● Directions: Copy the items below word for word, leaving out the pictures.
┌──
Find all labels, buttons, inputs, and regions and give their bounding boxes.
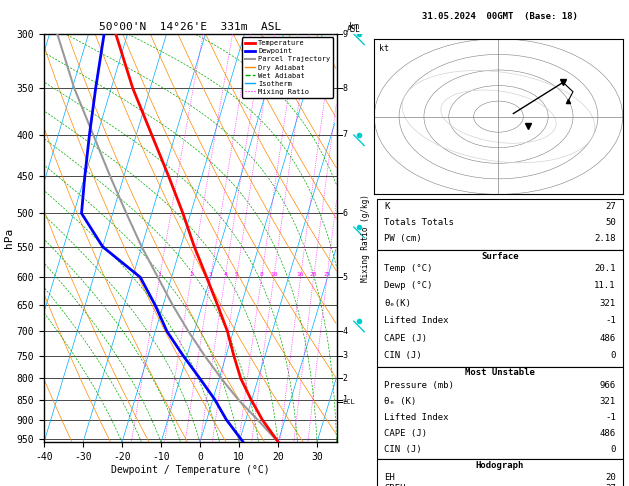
Title: 50°00'N  14°26'E  331m  ASL: 50°00'N 14°26'E 331m ASL: [99, 22, 281, 32]
Legend: Temperature, Dewpoint, Parcel Trajectory, Dry Adiabat, Wet Adiabat, Isotherm, Mi: Temperature, Dewpoint, Parcel Trajectory…: [242, 37, 333, 98]
Text: 9: 9: [343, 30, 348, 38]
Text: 4: 4: [343, 327, 348, 336]
X-axis label: Dewpoint / Temperature (°C): Dewpoint / Temperature (°C): [111, 465, 270, 475]
Text: 321: 321: [599, 299, 616, 308]
Text: 2: 2: [343, 374, 348, 383]
Text: Temp (°C): Temp (°C): [384, 264, 433, 273]
Text: 20: 20: [605, 473, 616, 482]
Text: 20.1: 20.1: [594, 264, 616, 273]
Text: 1: 1: [343, 395, 348, 404]
Text: 486: 486: [599, 333, 616, 343]
Text: θₑ(K): θₑ(K): [384, 299, 411, 308]
Text: K: K: [384, 202, 390, 211]
Text: 486: 486: [599, 429, 616, 438]
Text: 1: 1: [158, 272, 162, 278]
Text: LCL: LCL: [343, 399, 355, 405]
Text: 8: 8: [343, 84, 348, 93]
Text: Totals Totals: Totals Totals: [384, 218, 454, 226]
Text: km: km: [349, 21, 359, 31]
Bar: [377, 199, 623, 250]
Text: 37: 37: [605, 484, 616, 486]
Text: ASL: ASL: [347, 25, 361, 34]
Text: 16: 16: [297, 272, 304, 278]
Text: -1: -1: [605, 316, 616, 325]
Text: 20: 20: [310, 272, 318, 278]
Bar: [377, 367, 623, 459]
Y-axis label: hPa: hPa: [4, 228, 14, 248]
Text: 2.18: 2.18: [594, 234, 616, 243]
Text: CAPE (J): CAPE (J): [384, 429, 427, 438]
Bar: [377, 250, 623, 367]
Text: Most Unstable: Most Unstable: [465, 368, 535, 378]
Text: SREH: SREH: [384, 484, 406, 486]
Text: θₑ (K): θₑ (K): [384, 397, 416, 406]
Text: 50: 50: [605, 218, 616, 226]
Text: Lifted Index: Lifted Index: [384, 413, 449, 422]
Text: 6: 6: [343, 209, 348, 218]
Text: 321: 321: [599, 397, 616, 406]
Text: kt: kt: [379, 44, 389, 52]
Text: EH: EH: [384, 473, 395, 482]
Text: Lifted Index: Lifted Index: [384, 316, 449, 325]
Text: CAPE (J): CAPE (J): [384, 333, 427, 343]
Text: 11.1: 11.1: [594, 281, 616, 290]
Text: 31.05.2024  00GMT  (Base: 18): 31.05.2024 00GMT (Base: 18): [422, 12, 578, 21]
Text: CIN (J): CIN (J): [384, 445, 422, 454]
Text: 25: 25: [323, 272, 331, 278]
Text: 5: 5: [235, 272, 238, 278]
Text: 0: 0: [610, 351, 616, 360]
Text: Dewp (°C): Dewp (°C): [384, 281, 433, 290]
Text: 3: 3: [343, 351, 348, 360]
Text: PW (cm): PW (cm): [384, 234, 422, 243]
Text: 966: 966: [599, 381, 616, 390]
Text: Mixing Ratio (g/kg): Mixing Ratio (g/kg): [362, 194, 370, 282]
Text: Pressure (mb): Pressure (mb): [384, 381, 454, 390]
Text: 2: 2: [189, 272, 193, 278]
Text: 10: 10: [270, 272, 277, 278]
Text: 8: 8: [260, 272, 264, 278]
Text: 7: 7: [343, 130, 348, 139]
Text: 3: 3: [209, 272, 213, 278]
Text: -1: -1: [605, 413, 616, 422]
Bar: [377, 459, 623, 486]
Text: 5: 5: [343, 273, 348, 282]
Text: 0: 0: [610, 445, 616, 454]
Text: Hodograph: Hodograph: [476, 461, 524, 470]
Text: Surface: Surface: [481, 252, 519, 261]
Text: 4: 4: [223, 272, 227, 278]
Text: CIN (J): CIN (J): [384, 351, 422, 360]
Text: 27: 27: [605, 202, 616, 211]
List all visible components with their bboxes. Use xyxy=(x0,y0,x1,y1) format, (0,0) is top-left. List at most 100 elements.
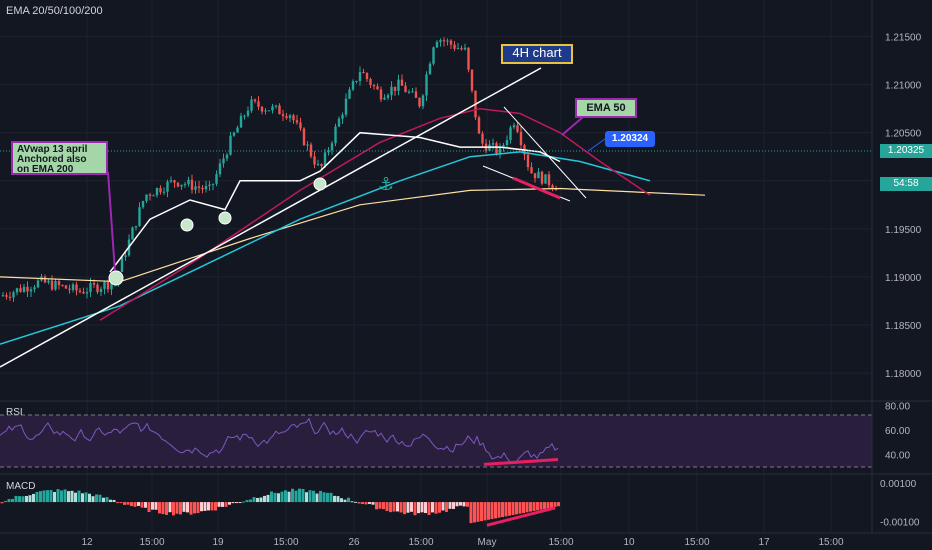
└──
● Result for this exercise:
Find all labels, buttons, inputs, and regions and give their bounding boxes.
Title: 50°00'N  14°26'E  331m  ASL: 50°00'N 14°26'E 331m ASL: [99, 22, 281, 32]
Legend: Temperature, Dewpoint, Parcel Trajectory, Dry Adiabat, Wet Adiabat, Isotherm, Mi: Temperature, Dewpoint, Parcel Trajectory…: [242, 37, 333, 98]
Text: 9: 9: [343, 30, 348, 38]
Text: 4: 4: [343, 327, 348, 336]
X-axis label: Dewpoint / Temperature (°C): Dewpoint / Temperature (°C): [111, 465, 270, 475]
Text: 321: 321: [599, 299, 616, 308]
Text: 2: 2: [343, 374, 348, 383]
Text: Temp (°C): Temp (°C): [384, 264, 433, 273]
Text: 20: 20: [605, 473, 616, 482]
Text: 20.1: 20.1: [594, 264, 616, 273]
Text: 1: 1: [343, 395, 348, 404]
Text: 486: 486: [599, 333, 616, 343]
Text: θₑ(K): θₑ(K): [384, 299, 411, 308]
Text: K: K: [384, 202, 390, 211]
Text: 486: 486: [599, 429, 616, 438]
Text: 1: 1: [158, 272, 162, 278]
Text: LCL: LCL: [343, 399, 355, 405]
Text: 8: 8: [343, 84, 348, 93]
Text: Totals Totals: Totals Totals: [384, 218, 454, 226]
Text: km: km: [349, 21, 359, 31]
Bar: [377, 199, 623, 250]
Text: 37: 37: [605, 484, 616, 486]
Text: ASL: ASL: [347, 25, 361, 34]
Text: 16: 16: [297, 272, 304, 278]
Text: -1: -1: [605, 316, 616, 325]
Text: 20: 20: [310, 272, 318, 278]
Bar: [377, 367, 623, 459]
Y-axis label: hPa: hPa: [4, 228, 14, 248]
Text: 2.18: 2.18: [594, 234, 616, 243]
Text: CAPE (J): CAPE (J): [384, 429, 427, 438]
Bar: [377, 250, 623, 367]
Text: Most Unstable: Most Unstable: [465, 368, 535, 378]
Text: SREH: SREH: [384, 484, 406, 486]
Text: θₑ (K): θₑ (K): [384, 397, 416, 406]
Text: 50: 50: [605, 218, 616, 226]
Text: Lifted Index: Lifted Index: [384, 413, 449, 422]
Text: 6: 6: [343, 209, 348, 218]
Text: 321: 321: [599, 397, 616, 406]
Text: kt: kt: [379, 44, 389, 52]
Text: EH: EH: [384, 473, 395, 482]
Text: Lifted Index: Lifted Index: [384, 316, 449, 325]
Text: CAPE (J): CAPE (J): [384, 333, 427, 343]
Text: 11.1: 11.1: [594, 281, 616, 290]
Text: 31.05.2024  00GMT  (Base: 18): 31.05.2024 00GMT (Base: 18): [422, 12, 578, 21]
Text: CIN (J): CIN (J): [384, 445, 422, 454]
Text: 25: 25: [323, 272, 331, 278]
Text: 5: 5: [235, 272, 238, 278]
Text: 0: 0: [610, 351, 616, 360]
Text: Dewp (°C): Dewp (°C): [384, 281, 433, 290]
Text: 3: 3: [343, 351, 348, 360]
Text: PW (cm): PW (cm): [384, 234, 422, 243]
Text: 966: 966: [599, 381, 616, 390]
Text: Mixing Ratio (g/kg): Mixing Ratio (g/kg): [362, 194, 370, 282]
Text: Pressure (mb): Pressure (mb): [384, 381, 454, 390]
Text: 2: 2: [189, 272, 193, 278]
Text: 10: 10: [270, 272, 277, 278]
Text: 8: 8: [260, 272, 264, 278]
Text: 7: 7: [343, 130, 348, 139]
Text: 3: 3: [209, 272, 213, 278]
Text: -1: -1: [605, 413, 616, 422]
Bar: [377, 459, 623, 486]
Text: 5: 5: [343, 273, 348, 282]
Text: 0: 0: [610, 445, 616, 454]
Text: Hodograph: Hodograph: [476, 461, 524, 470]
Text: Surface: Surface: [481, 252, 519, 261]
Text: 4: 4: [223, 272, 227, 278]
Text: CIN (J): CIN (J): [384, 351, 422, 360]
Text: 27: 27: [605, 202, 616, 211]
List all visible components with their bboxes. Use xyxy=(x0,y0,x1,y1) format, (0,0) is top-left. List at most 100 elements.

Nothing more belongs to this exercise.